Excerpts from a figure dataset
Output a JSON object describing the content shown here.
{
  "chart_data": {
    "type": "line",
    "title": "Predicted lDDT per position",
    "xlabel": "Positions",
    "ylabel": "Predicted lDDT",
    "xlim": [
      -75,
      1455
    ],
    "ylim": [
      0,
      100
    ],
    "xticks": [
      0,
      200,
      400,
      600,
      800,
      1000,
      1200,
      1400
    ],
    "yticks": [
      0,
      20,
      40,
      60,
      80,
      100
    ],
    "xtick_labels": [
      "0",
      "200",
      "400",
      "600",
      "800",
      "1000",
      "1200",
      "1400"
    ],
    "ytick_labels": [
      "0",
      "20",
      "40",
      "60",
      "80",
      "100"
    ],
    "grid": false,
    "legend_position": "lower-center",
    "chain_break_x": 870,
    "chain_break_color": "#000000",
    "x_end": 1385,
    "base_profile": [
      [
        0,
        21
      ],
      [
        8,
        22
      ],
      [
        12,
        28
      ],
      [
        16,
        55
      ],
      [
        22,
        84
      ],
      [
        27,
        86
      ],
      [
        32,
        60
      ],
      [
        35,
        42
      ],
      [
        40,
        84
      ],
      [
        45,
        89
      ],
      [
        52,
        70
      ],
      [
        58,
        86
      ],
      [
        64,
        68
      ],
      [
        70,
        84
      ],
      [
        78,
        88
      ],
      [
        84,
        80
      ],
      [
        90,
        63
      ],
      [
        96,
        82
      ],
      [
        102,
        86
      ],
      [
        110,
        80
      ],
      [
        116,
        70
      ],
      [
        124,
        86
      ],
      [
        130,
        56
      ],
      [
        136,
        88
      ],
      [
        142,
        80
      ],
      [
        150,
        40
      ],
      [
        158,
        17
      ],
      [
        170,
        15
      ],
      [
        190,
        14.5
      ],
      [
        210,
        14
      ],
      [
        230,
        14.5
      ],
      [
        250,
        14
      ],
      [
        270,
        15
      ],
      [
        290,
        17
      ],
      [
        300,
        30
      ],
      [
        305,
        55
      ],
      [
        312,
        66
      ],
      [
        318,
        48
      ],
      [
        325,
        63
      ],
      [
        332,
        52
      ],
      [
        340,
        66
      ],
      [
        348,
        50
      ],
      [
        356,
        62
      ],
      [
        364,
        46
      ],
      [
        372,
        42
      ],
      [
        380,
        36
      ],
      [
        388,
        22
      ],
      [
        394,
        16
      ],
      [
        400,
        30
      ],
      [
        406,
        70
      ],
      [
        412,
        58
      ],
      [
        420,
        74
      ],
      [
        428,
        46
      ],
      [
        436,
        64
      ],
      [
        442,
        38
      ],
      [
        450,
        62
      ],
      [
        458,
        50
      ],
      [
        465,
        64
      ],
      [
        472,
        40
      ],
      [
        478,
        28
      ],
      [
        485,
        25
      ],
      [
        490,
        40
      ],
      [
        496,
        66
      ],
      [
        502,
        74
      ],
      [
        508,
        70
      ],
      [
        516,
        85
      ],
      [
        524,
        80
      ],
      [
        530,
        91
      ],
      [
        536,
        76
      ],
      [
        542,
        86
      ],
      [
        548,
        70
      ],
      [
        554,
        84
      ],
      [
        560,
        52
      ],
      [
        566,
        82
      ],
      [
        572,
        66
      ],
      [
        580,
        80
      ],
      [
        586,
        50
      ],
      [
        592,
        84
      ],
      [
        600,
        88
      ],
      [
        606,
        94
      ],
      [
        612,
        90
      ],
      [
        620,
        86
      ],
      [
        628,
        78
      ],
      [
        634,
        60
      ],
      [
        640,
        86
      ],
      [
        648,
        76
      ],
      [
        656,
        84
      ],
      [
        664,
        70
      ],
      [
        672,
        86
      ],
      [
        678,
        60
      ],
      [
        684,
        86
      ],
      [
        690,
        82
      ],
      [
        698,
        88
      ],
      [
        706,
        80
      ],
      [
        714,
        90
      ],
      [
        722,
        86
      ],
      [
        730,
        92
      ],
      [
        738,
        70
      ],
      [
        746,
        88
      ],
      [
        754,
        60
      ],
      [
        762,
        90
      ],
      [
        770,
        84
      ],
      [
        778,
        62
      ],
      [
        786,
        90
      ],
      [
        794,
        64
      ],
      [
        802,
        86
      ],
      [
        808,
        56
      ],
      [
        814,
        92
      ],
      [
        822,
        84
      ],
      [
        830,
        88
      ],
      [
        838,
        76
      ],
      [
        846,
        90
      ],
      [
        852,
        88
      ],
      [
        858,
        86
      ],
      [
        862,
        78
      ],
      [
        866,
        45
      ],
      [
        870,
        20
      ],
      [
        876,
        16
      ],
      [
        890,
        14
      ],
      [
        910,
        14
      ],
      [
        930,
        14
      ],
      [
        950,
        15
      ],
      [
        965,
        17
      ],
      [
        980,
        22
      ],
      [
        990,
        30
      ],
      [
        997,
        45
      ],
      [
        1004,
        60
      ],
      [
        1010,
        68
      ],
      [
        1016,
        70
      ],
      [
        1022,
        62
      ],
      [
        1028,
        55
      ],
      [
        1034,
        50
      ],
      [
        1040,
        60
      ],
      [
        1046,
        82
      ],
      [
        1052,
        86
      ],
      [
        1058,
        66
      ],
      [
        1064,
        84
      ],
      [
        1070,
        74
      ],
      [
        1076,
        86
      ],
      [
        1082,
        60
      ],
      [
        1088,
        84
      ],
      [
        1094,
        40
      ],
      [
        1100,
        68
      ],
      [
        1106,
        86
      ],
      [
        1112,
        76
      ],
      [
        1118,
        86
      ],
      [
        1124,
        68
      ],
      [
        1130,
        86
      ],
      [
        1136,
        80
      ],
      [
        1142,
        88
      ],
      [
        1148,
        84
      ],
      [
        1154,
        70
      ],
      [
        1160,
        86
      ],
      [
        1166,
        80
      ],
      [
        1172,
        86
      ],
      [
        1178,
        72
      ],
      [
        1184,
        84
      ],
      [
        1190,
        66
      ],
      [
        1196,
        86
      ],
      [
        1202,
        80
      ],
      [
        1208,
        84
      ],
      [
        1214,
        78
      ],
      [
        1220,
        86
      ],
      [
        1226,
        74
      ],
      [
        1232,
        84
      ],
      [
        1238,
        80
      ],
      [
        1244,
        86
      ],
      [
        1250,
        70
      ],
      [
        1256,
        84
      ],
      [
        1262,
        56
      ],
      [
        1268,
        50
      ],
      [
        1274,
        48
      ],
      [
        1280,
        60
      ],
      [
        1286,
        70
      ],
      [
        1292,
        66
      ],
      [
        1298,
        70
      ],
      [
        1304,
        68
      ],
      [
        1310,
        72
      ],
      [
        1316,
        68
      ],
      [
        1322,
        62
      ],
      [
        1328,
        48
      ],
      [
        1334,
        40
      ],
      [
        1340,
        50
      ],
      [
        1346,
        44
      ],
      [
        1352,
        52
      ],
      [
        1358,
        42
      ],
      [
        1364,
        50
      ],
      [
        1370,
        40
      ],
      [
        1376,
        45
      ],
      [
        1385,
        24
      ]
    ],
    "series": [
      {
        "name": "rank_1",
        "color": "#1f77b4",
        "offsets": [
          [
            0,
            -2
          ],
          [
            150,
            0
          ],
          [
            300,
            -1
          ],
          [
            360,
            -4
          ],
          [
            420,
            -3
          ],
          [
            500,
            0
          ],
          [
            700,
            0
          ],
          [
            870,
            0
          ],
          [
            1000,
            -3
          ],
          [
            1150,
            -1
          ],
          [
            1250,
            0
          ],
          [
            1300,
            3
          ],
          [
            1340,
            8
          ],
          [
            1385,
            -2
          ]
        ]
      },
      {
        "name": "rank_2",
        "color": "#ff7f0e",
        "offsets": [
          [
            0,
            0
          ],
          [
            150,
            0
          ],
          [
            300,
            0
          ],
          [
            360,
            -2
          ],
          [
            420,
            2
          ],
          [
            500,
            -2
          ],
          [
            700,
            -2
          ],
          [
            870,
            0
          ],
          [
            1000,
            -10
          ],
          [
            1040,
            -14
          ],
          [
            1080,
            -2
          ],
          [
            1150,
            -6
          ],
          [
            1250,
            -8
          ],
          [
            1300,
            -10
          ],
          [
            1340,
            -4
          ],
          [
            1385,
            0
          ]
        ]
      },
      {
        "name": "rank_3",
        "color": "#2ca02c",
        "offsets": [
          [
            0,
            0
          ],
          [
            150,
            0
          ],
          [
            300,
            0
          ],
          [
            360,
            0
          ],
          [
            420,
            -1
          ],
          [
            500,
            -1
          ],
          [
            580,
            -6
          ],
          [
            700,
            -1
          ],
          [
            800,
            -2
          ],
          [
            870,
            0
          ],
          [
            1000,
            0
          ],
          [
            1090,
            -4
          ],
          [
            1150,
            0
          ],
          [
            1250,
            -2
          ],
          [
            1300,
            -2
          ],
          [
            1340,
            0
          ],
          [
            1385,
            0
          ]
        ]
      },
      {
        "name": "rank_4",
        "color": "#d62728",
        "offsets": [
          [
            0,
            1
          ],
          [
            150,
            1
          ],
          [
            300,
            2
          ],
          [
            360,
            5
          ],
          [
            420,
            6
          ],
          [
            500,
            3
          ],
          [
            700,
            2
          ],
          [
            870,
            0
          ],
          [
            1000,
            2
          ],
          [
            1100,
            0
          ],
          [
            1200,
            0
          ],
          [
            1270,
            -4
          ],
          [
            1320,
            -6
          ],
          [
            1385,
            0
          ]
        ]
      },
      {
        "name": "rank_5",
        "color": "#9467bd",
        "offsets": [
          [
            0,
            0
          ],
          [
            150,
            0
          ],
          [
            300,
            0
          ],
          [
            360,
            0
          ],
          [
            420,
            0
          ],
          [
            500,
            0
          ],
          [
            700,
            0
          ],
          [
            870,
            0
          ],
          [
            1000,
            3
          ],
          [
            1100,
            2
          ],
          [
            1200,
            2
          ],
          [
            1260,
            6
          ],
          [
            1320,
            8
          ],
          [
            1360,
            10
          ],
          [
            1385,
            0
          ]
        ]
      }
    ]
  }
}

**AIM OF THE EXERCISE:** Search the entries for the word "name" and pick out every line that holds it.

**CORRECT ANSWER:**
        "name": "rank_1",
        "name": "rank_2",
        "name": "rank_3",
        "name": "rank_4",
        "name": "rank_5",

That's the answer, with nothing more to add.